* [What is needed] Filter the entries and keep only the lines where the string "Tzatziki" appears.

## Start Excerpted records

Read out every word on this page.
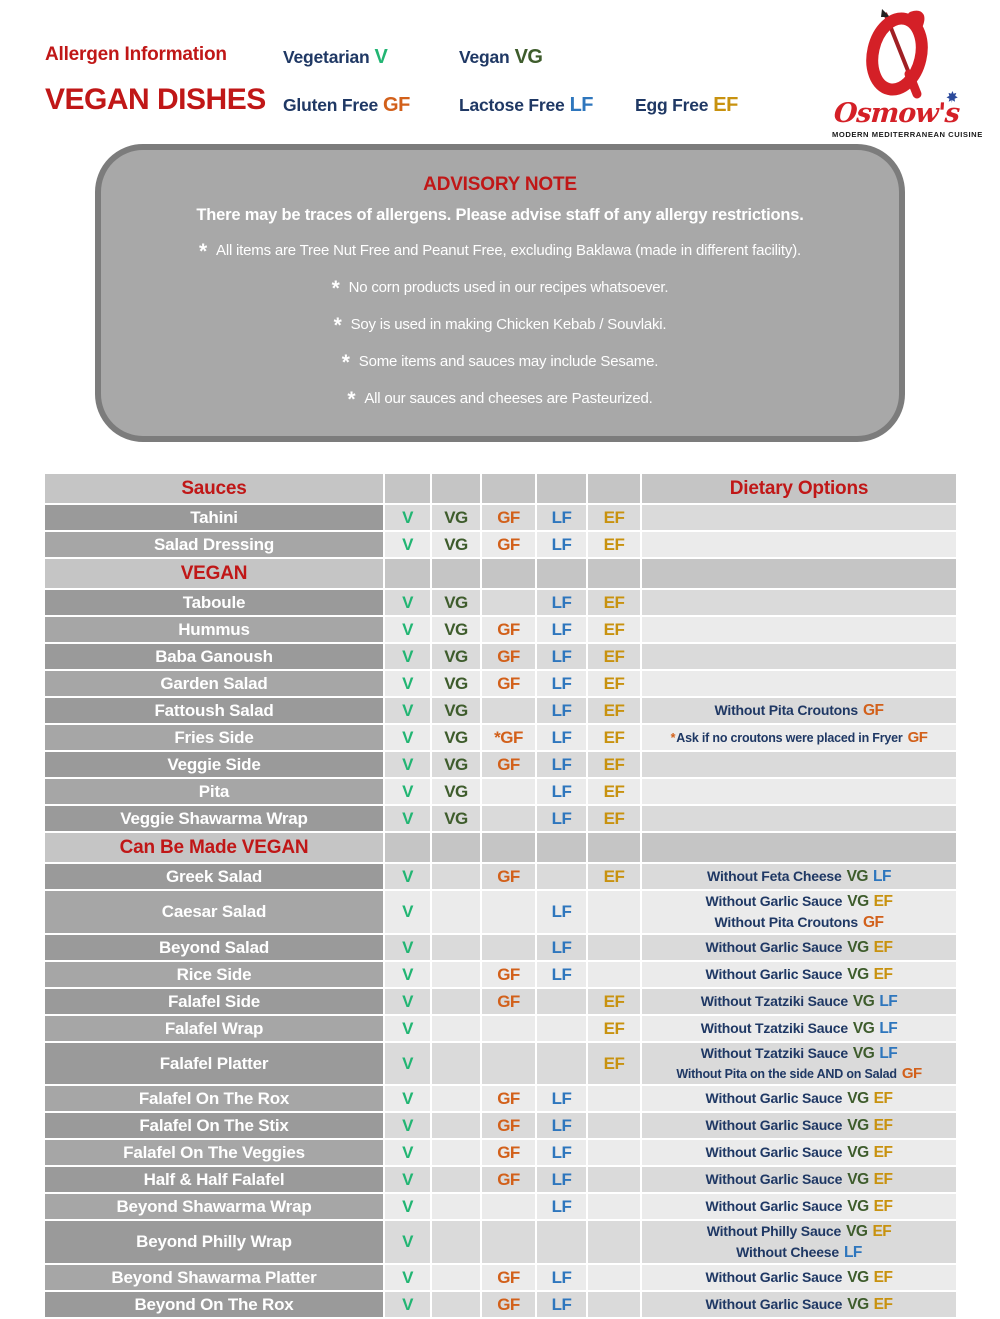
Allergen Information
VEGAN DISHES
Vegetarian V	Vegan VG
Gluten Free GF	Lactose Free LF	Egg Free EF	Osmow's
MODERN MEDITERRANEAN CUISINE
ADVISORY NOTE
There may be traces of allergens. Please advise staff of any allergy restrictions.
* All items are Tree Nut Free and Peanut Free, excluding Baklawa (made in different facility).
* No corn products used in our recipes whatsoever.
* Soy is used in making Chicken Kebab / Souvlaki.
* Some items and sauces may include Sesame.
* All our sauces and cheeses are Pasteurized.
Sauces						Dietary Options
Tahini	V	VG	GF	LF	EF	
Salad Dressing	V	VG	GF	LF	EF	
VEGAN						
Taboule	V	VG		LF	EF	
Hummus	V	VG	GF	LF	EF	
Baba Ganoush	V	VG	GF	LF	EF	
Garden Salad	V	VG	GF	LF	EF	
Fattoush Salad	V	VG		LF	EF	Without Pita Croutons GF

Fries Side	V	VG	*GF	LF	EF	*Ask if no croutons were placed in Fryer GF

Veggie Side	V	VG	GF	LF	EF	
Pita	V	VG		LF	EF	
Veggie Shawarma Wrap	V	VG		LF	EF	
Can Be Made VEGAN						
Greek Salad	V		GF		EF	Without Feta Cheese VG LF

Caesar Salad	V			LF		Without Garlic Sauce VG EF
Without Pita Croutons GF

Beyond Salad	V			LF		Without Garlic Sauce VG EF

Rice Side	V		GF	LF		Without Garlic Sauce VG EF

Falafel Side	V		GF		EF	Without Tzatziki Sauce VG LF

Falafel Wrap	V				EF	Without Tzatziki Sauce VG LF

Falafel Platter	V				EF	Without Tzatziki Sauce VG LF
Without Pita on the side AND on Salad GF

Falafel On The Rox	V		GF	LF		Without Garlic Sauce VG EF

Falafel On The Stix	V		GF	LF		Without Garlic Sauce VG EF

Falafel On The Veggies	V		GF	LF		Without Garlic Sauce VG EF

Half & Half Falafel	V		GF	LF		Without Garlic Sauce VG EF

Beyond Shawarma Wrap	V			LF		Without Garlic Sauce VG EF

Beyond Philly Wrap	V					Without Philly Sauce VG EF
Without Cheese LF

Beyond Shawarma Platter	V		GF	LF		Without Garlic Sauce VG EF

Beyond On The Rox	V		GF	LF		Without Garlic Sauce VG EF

## End Excerpted records

* [Written answer]
Falafel Side	V		GF		EF	Without Tzatziki Sauce VG LF
Falafel Wrap	V				EF	Without Tzatziki Sauce VG LF
Falafel Platter	V				EF	Without Tzatziki Sauce VG LF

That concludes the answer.